■ What the exercise asks
Transcribe every line of the records verbatim.

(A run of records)
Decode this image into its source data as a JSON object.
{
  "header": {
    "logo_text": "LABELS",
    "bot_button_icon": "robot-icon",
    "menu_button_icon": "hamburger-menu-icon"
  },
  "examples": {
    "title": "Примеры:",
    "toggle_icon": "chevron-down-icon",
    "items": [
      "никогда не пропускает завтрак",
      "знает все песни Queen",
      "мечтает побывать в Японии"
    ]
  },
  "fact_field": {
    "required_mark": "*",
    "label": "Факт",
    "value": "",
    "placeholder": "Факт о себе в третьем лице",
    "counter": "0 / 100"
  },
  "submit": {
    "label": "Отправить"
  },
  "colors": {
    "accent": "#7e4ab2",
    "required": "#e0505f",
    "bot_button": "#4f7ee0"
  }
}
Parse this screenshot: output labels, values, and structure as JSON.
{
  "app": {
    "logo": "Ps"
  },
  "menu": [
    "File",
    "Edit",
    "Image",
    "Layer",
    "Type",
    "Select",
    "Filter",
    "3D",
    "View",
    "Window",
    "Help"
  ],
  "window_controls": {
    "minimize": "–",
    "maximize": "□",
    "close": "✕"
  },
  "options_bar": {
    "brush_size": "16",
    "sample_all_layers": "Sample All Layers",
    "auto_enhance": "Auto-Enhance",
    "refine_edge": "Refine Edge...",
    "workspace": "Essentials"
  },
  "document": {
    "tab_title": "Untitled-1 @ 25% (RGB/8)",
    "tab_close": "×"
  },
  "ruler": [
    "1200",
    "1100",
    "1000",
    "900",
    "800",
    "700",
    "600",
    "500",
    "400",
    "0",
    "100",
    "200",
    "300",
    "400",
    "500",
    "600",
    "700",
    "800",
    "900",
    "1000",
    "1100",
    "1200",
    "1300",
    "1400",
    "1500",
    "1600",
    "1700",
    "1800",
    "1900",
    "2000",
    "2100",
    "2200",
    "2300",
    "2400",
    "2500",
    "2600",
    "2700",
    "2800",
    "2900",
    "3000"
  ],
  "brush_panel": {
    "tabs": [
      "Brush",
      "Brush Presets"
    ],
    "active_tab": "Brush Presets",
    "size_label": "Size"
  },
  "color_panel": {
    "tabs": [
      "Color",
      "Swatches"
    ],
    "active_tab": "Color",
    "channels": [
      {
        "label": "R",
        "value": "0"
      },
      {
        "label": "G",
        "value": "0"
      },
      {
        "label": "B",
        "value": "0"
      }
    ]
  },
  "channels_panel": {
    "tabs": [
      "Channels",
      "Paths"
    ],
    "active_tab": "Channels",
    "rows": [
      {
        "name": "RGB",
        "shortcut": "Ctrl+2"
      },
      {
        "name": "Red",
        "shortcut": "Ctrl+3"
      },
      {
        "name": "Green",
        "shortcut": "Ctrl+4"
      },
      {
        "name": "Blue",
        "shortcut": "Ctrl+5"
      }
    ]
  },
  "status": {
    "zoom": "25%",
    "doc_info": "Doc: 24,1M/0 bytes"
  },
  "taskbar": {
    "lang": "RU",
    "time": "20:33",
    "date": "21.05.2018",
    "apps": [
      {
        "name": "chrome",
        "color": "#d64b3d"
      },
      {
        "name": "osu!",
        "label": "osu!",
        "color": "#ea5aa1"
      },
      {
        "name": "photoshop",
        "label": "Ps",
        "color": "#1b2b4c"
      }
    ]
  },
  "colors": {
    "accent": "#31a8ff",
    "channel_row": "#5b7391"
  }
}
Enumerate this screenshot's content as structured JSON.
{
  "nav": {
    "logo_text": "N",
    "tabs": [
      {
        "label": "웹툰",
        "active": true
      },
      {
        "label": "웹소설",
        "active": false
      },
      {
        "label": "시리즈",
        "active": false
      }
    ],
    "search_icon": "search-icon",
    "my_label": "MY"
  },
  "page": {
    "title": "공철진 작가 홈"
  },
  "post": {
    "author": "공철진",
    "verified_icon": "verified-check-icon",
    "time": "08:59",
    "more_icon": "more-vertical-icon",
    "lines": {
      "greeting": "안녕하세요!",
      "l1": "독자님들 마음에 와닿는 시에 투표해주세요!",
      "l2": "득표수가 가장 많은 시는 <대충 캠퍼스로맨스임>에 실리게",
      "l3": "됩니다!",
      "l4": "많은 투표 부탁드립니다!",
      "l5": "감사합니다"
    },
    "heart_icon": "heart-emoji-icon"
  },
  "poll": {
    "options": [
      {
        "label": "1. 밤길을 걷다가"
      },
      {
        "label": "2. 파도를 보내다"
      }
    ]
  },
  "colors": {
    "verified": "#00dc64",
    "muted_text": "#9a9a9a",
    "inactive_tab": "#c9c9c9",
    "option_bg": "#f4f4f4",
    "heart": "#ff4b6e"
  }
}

■ Response
Decode this image into its source data as a JSON object.
{
  "header": {
    "logo_text": "LABELS",
    "bot_button_icon": "robot-icon",
    "menu_button_icon": "hamburger-menu-icon"
  },
  "examples": {
    "title": "Примеры:",
    "toggle_icon": "chevron-down-icon",
    "items": [
      "никогда не пропускает завтрак",
      "знает все песни Queen",
      "мечтает побывать в Японии"
    ]
  },
  "fact_field": {
    "required_mark": "*",
    "label": "Факт",
    "value": "",
    "placeholder": "Факт о себе в третьем лице",
    "counter": "0 / 100"
  },
  "submit": {
    "label": "Отправить"
  },
  "colors": {
    "accent": "#7e4ab2",
    "required": "#e0505f",
    "bot_button": "#4f7ee0"
  }
}
Parse this screenshot: output labels, values, and structure as JSON.
{
  "app": {
    "logo": "Ps"
  },
  "menu": [
    "File",
    "Edit",
    "Image",
    "Layer",
    "Type",
    "Select",
    "Filter",
    "3D",
    "View",
    "Window",
    "Help"
  ],
  "window_controls": {
    "minimize": "–",
    "maximize": "□",
    "close": "✕"
  },
  "options_bar": {
    "brush_size": "16",
    "sample_all_layers": "Sample All Layers",
    "auto_enhance": "Auto-Enhance",
    "refine_edge": "Refine Edge...",
    "workspace": "Essentials"
  },
  "document": {
    "tab_title": "Untitled-1 @ 25% (RGB/8)",
    "tab_close": "×"
  },
  "ruler": [
    "1200",
    "1100",
    "1000",
    "900",
    "800",
    "700",
    "600",
    "500",
    "400",
    "0",
    "100",
    "200",
    "300",
    "400",
    "500",
    "600",
    "700",
    "800",
    "900",
    "1000",
    "1100",
    "1200",
    "1300",
    "1400",
    "1500",
    "1600",
    "1700",
    "1800",
    "1900",
    "2000",
    "2100",
    "2200",
    "2300",
    "2400",
    "2500",
    "2600",
    "2700",
    "2800",
    "2900",
    "3000"
  ],
  "brush_panel": {
    "tabs": [
      "Brush",
      "Brush Presets"
    ],
    "active_tab": "Brush Presets",
    "size_label": "Size"
  },
  "color_panel": {
    "tabs": [
      "Color",
      "Swatches"
    ],
    "active_tab": "Color",
    "channels": [
      {
        "label": "R",
        "value": "0"
      },
      {
        "label": "G",
        "value": "0"
      },
      {
        "label": "B",
        "value": "0"
      }
    ]
  },
  "channels_panel": {
    "tabs": [
      "Channels",
      "Paths"
    ],
    "active_tab": "Channels",
    "rows": [
      {
        "name": "RGB",
        "shortcut": "Ctrl+2"
      },
      {
        "name": "Red",
        "shortcut": "Ctrl+3"
      },
      {
        "name": "Green",
        "shortcut": "Ctrl+4"
      },
      {
        "name": "Blue",
        "shortcut": "Ctrl+5"
      }
    ]
  },
  "status": {
    "zoom": "25%",
    "doc_info": "Doc: 24,1M/0 bytes"
  },
  "taskbar": {
    "lang": "RU",
    "time": "20:33",
    "date": "21.05.2018",
    "apps": [
      {
        "name": "chrome",
        "color": "#d64b3d"
      },
      {
        "name": "osu!",
        "label": "osu!",
        "color": "#ea5aa1"
      },
      {
        "name": "photoshop",
        "label": "Ps",
        "color": "#1b2b4c"
      }
    ]
  },
  "colors": {
    "accent": "#31a8ff",
    "channel_row": "#5b7391"
  }
}
Enumerate this screenshot's content as structured JSON.
{
  "nav": {
    "logo_text": "N",
    "tabs": [
      {
        "label": "웹툰",
        "active": true
      },
      {
        "label": "웹소설",
        "active": false
      },
      {
        "label": "시리즈",
        "active": false
      }
    ],
    "search_icon": "search-icon",
    "my_label": "MY"
  },
  "page": {
    "title": "공철진 작가 홈"
  },
  "post": {
    "author": "공철진",
    "verified_icon": "verified-check-icon",
    "time": "08:59",
    "more_icon": "more-vertical-icon",
    "lines": {
      "greeting": "안녕하세요!",
      "l1": "독자님들 마음에 와닿는 시에 투표해주세요!",
      "l2": "득표수가 가장 많은 시는 <대충 캠퍼스로맨스임>에 실리게",
      "l3": "됩니다!",
      "l4": "많은 투표 부탁드립니다!",
      "l5": "감사합니다"
    },
    "heart_icon": "heart-emoji-icon"
  },
  "poll": {
    "options": [
      {
        "label": "1. 밤길을 걷다가"
      },
      {
        "label": "2. 파도를 보내다"
      }
    ]
  },
  "colors": {
    "verified": "#00dc64",
    "muted_text": "#9a9a9a",
    "inactive_tab": "#c9c9c9",
    "option_bg": "#f4f4f4",
    "heart": "#ff4b6e"
  }
}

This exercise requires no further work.